» **SET PROBLEM 1**:
According to the basketball biography, which college did Sturt attend in 2006–07?
» **SET PROBLEM 2**:
Name every British Basketball League club that the basketball biography says Sturt played for.
» **SET PROBLEM 3**:
Translate this sentence from the basketball biography into Spanish: "In March 2011, Sturt signed with the Eltham Wildcats for the 2011 Big V season."

» **SELECTION**:
--- --- ---

Adrien Richard Sturt (born 2 May 1986) is an Australian-British professional basketball player. He previously played for the Great Britain Under-23 team.

High school and college
After graduating from Box Hill Senior Secondary College in 2006, Sturt attended Utah's Snow College in 2006–07 where he helped the team win the SWAC Conference Championship.

Professional career
Sturt returned to Australia in 2007 and joined the Melbourne Tigers, where he played two seasons and won an NBL championship in his rookie season. He also played for the Tigers' affiliate team in the Big V, where he won championships in 2008 and 2009.

In April 2010, Sturt signed with Dexia Mons-Hainaut of Belgium for the rest of the 2009–10 season. Later that year, he signed with the Essex Pirates for the 2010–11 British Basketball League season. In 31 games for the Pirates, he averaged 10.9 points, 5.9 rebounds, 1.3 assists and 1.1 steals per game.

In March 2011, Sturt signed with the Eltham Wildcats for the 2011 Big V season.

Sturt moved to England for the 2011–12 season, signing with the Milton Keynes Lions of the British Basketball League. In 27 games for the Lions, he averaged 9.7 points, 5.8 rebounds and 1.4 assists per game. Following the BBL season, he returned to Australia and joined the Ringwood Hawks for the 2012 Big V season.

In August 2012, the Milton Keynes Lions moved to London and thus became the London Lions. Sturt subsequently joined the London Lions for the 2012–13 British Basketball League season. In 32 games for the Lions, he averaged 13.6 points, 6.4 rebounds, 1.2 assists and 1.4 blocks per game. Following the BBL season, he joined the Bulleen Boomers for the 2013 Big V season.

--- --- ---

» **GIVEN INFORMATION**:
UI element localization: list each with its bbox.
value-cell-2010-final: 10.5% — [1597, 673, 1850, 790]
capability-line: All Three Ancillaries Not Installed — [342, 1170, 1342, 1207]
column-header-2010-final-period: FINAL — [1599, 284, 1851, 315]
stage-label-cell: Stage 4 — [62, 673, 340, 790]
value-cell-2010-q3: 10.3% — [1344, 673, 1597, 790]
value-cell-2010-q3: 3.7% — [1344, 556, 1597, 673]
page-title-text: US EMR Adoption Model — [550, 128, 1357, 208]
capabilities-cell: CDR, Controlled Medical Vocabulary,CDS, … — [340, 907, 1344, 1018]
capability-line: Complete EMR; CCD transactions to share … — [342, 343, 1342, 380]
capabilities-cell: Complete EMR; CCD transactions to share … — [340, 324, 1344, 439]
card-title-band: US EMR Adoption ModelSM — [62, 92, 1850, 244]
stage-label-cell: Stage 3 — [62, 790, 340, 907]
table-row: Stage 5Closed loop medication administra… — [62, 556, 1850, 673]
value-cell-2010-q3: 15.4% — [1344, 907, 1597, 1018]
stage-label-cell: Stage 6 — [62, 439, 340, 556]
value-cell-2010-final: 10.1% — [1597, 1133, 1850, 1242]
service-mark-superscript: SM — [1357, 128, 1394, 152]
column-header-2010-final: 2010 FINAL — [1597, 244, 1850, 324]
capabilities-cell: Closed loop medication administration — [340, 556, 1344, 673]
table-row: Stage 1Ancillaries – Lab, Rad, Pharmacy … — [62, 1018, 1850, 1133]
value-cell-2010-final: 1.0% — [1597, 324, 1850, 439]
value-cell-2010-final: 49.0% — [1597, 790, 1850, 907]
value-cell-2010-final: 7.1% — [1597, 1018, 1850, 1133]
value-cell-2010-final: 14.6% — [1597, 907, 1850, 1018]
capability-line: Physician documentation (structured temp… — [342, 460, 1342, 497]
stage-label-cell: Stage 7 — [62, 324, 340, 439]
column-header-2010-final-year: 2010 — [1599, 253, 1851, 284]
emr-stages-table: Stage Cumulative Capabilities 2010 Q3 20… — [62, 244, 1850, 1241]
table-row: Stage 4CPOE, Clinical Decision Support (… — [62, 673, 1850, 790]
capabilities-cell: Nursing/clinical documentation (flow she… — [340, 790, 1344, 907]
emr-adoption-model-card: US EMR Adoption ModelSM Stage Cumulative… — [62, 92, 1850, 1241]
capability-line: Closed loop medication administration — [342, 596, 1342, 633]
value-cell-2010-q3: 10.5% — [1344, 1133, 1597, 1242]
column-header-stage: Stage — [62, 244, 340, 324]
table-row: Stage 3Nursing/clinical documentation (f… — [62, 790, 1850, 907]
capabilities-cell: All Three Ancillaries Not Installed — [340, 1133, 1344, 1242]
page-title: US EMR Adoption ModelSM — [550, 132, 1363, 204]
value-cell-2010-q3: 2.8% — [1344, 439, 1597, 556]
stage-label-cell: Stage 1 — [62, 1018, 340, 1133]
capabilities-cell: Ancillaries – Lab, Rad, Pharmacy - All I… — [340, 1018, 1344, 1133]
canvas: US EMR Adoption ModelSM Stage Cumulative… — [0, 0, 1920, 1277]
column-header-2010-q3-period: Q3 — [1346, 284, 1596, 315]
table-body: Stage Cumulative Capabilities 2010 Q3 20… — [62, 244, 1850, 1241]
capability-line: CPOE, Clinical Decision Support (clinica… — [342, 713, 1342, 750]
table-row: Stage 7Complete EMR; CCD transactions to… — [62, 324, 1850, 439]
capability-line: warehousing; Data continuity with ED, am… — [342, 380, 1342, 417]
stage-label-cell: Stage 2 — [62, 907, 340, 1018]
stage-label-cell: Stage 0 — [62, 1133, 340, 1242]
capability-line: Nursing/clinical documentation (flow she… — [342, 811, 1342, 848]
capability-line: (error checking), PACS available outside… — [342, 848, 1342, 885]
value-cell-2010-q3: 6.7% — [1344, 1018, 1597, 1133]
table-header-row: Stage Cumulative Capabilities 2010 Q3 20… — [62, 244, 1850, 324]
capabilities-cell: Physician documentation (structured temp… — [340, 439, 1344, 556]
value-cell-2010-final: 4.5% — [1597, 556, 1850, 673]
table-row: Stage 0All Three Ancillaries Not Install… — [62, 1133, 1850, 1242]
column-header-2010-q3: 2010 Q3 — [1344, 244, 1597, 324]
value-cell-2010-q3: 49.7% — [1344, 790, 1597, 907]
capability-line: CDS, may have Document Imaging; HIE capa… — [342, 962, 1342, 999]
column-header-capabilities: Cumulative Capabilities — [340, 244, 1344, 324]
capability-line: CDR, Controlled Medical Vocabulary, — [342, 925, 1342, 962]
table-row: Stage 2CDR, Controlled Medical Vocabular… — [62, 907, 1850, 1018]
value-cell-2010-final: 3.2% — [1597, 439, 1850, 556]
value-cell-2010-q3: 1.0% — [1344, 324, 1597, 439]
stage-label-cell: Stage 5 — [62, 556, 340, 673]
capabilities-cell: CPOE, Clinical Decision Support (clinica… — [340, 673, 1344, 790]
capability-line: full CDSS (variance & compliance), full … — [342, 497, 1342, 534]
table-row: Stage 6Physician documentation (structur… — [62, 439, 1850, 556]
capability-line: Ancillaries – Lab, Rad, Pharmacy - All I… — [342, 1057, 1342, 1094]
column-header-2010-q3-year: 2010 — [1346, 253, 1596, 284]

--- --- ---

» **CORRECT RESULT 1**:
Utah's Snow College

» **CORRECT RESULT 2**:
Essex Pirates, Milton Keynes Lions, London Lions

» **CORRECT RESULT 3**:
En marzo de 2011, Sturt firmó con los Eltham Wildcats para la temporada 2011 de la Big V.